## Start MATERIAL FOR THIS TASK

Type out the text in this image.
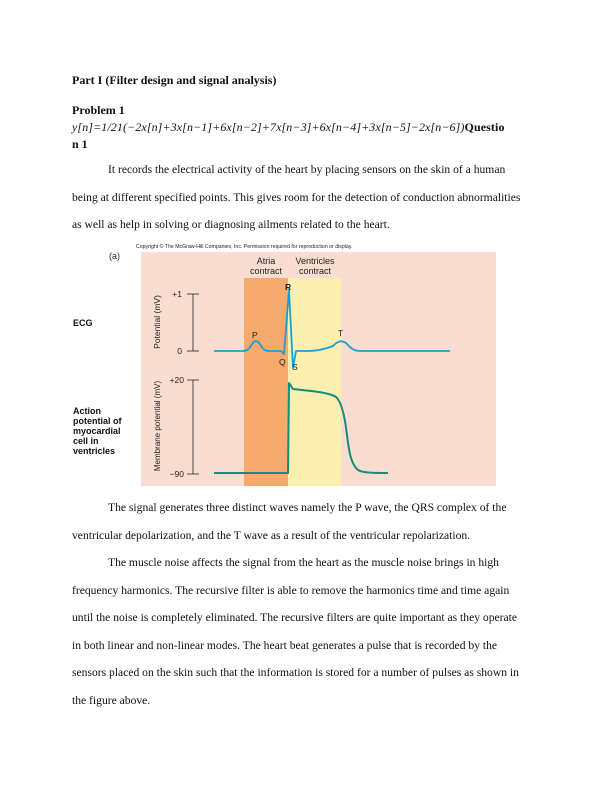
Part I (Filter design and signal analysis)
Problem 1
y[n]=1/21(−2x[n]+3x[n−1]+6x[n−2]+7x[n−3]+6x[n−4]+3x[n−5]−2x[n−6])Questio
n 1
It records the electrical activity of the heart by placing sensors on the skin of a human
being at different specified points. This gives room for the detection of conduction abnormalities
as well as help in solving or diagnosing ailments related to the heart.
Copyright © The McGraw-Hill Companies, Inc. Permission required for reproduction or display.
(a)	Atria
contract
Ventricles
contract
ECG	Potential (mV)
+1
0
P
Q
R
S
T
Action potential of myocardial cell in ventricles	Membrane potential (mV)
+20
−90
The signal generates three distinct waves namely the P wave, the QRS complex of the
ventricular depolarization, and the T wave as a result of the ventricular repolarization.
The muscle noise affects the signal from the heart as the muscle noise brings in high
frequency harmonics. The recursive filter is able to remove the harmonics time and time again
until the noise is completely eliminated. The recursive filters are quite important as they operate
in both linear and non-linear modes. The heart beat generates a pulse that is recorded by the
sensors placed on the skin such that the information is stored for a number of pulses as shown in
the figure above.
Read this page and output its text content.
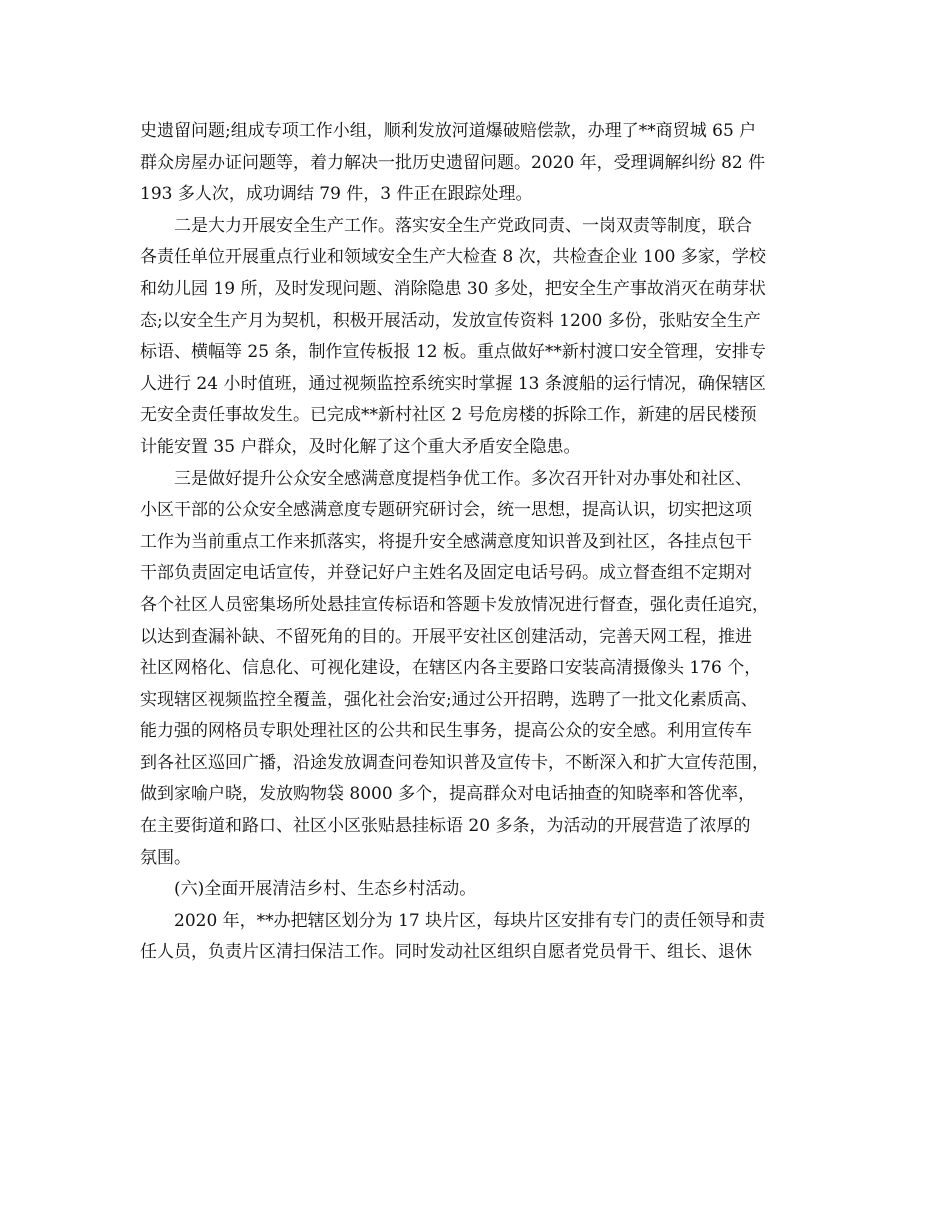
史遗留问题;组成专项工作小组，顺利发放河道爆破赔偿款，办理了**商贸城 65 户
群众房屋办证问题等，着力解决一批历史遗留问题。2020 年，受理调解纠纷 82 件
193 多人次，成功调结 79 件，3 件正在跟踪处理。
二是大力开展安全生产工作。落实安全生产党政同责、一岗双责等制度，联合
各责任单位开展重点行业和领域安全生产大检查 8 次，共检查企业 100 多家，学校
和幼儿园 19 所，及时发现问题、消除隐患 30 多处，把安全生产事故消灭在萌芽状
态;以安全生产月为契机，积极开展活动，发放宣传资料 1200 多份，张贴安全生产
标语、横幅等 25 条，制作宣传板报 12 板。重点做好**新村渡口安全管理，安排专
人进行 24 小时值班，通过视频监控系统实时掌握 13 条渡船的运行情况，确保辖区
无安全责任事故发生。已完成**新村社区 2 号危房楼的拆除工作，新建的居民楼预
计能安置 35 户群众，及时化解了这个重大矛盾安全隐患。
三是做好提升公众安全感满意度提档争优工作。多次召开针对办事处和社区、
小区干部的公众安全感满意度专题研究研讨会，统一思想，提高认识，切实把这项
工作为当前重点工作来抓落实，将提升安全感满意度知识普及到社区，各挂点包干
干部负责固定电话宣传，并登记好户主姓名及固定电话号码。成立督查组不定期对
各个社区人员密集场所处悬挂宣传标语和答题卡发放情况进行督查，强化责任追究，
以达到查漏补缺、不留死角的目的。开展平安社区创建活动，完善天网工程，推进
社区网格化、信息化、可视化建设，在辖区内各主要路口安装高清摄像头 176 个，
实现辖区视频监控全覆盖，强化社会治安;通过公开招聘，选聘了一批文化素质高、
能力强的网格员专职处理社区的公共和民生事务，提高公众的安全感。利用宣传车
到各社区巡回广播，沿途发放调查问卷知识普及宣传卡，不断深入和扩大宣传范围，
做到家喻户晓，发放购物袋 8000 多个，提高群众对电话抽查的知晓率和答优率，
在主要街道和路口、社区小区张贴悬挂标语 20 多条，为活动的开展营造了浓厚的
氛围。
(六)全面开展清洁乡村、生态乡村活动。
2020 年，**办把辖区划分为 17 块片区，每块片区安排有专门的责任领导和责
任人员，负责片区清扫保洁工作。同时发动社区组织自愿者党员骨干、组长、退休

## End MATERIAL FOR THIS TASK

TASK DIRECTIONS
Copy the entries exactly. Leave out the images.

RESPONSE
Type out the text in this image.
Part I (Filter design and signal analysis)
Problem 1
y[n]=1/21(−2x[n]+3x[n−1]+6x[n−2]+7x[n−3]+6x[n−4]+3x[n−5]−2x[n−6])Questio
n 1
It records the electrical activity of the heart by placing sensors on the skin of a human
being at different specified points. This gives room for the detection of conduction abnormalities
as well as help in solving or diagnosing ailments related to the heart.
Copyright © The McGraw-Hill Companies, Inc. Permission required for reproduction or display.
(a)	Atria
contract
Ventricles
contract
ECG	Potential (mV)
+1
0
P
Q
R
S
T
Action potential of myocardial cell in ventricles	Membrane potential (mV)
+20
−90
The signal generates three distinct waves namely the P wave, the QRS complex of the
ventricular depolarization, and the T wave as a result of the ventricular repolarization.
The muscle noise affects the signal from the heart as the muscle noise brings in high
frequency harmonics. The recursive filter is able to remove the harmonics time and time again
until the noise is completely eliminated. The recursive filters are quite important as they operate
in both linear and non-linear modes. The heart beat generates a pulse that is recorded by the
sensors placed on the skin such that the information is stored for a number of pulses as shown in
the figure above.
Read this page and output its text content.
史遗留问题;组成专项工作小组，顺利发放河道爆破赔偿款，办理了**商贸城 65 户
群众房屋办证问题等，着力解决一批历史遗留问题。2020 年，受理调解纠纷 82 件
193 多人次，成功调结 79 件，3 件正在跟踪处理。
二是大力开展安全生产工作。落实安全生产党政同责、一岗双责等制度，联合
各责任单位开展重点行业和领域安全生产大检查 8 次，共检查企业 100 多家，学校
和幼儿园 19 所，及时发现问题、消除隐患 30 多处，把安全生产事故消灭在萌芽状
态;以安全生产月为契机，积极开展活动，发放宣传资料 1200 多份，张贴安全生产
标语、横幅等 25 条，制作宣传板报 12 板。重点做好**新村渡口安全管理，安排专
人进行 24 小时值班，通过视频监控系统实时掌握 13 条渡船的运行情况，确保辖区
无安全责任事故发生。已完成**新村社区 2 号危房楼的拆除工作，新建的居民楼预
计能安置 35 户群众，及时化解了这个重大矛盾安全隐患。
三是做好提升公众安全感满意度提档争优工作。多次召开针对办事处和社区、
小区干部的公众安全感满意度专题研究研讨会，统一思想，提高认识，切实把这项
工作为当前重点工作来抓落实，将提升安全感满意度知识普及到社区，各挂点包干
干部负责固定电话宣传，并登记好户主姓名及固定电话号码。成立督查组不定期对
各个社区人员密集场所处悬挂宣传标语和答题卡发放情况进行督查，强化责任追究，
以达到查漏补缺、不留死角的目的。开展平安社区创建活动，完善天网工程，推进
社区网格化、信息化、可视化建设，在辖区内各主要路口安装高清摄像头 176 个，
实现辖区视频监控全覆盖，强化社会治安;通过公开招聘，选聘了一批文化素质高、
能力强的网格员专职处理社区的公共和民生事务，提高公众的安全感。利用宣传车
到各社区巡回广播，沿途发放调查问卷知识普及宣传卡，不断深入和扩大宣传范围，
做到家喻户晓，发放购物袋 8000 多个，提高群众对电话抽查的知晓率和答优率，
在主要街道和路口、社区小区张贴悬挂标语 20 多条，为活动的开展营造了浓厚的
氛围。
(六)全面开展清洁乡村、生态乡村活动。
2020 年，**办把辖区划分为 17 块片区，每块片区安排有专门的责任领导和责
任人员，负责片区清扫保洁工作。同时发动社区组织自愿者党员骨干、组长、退休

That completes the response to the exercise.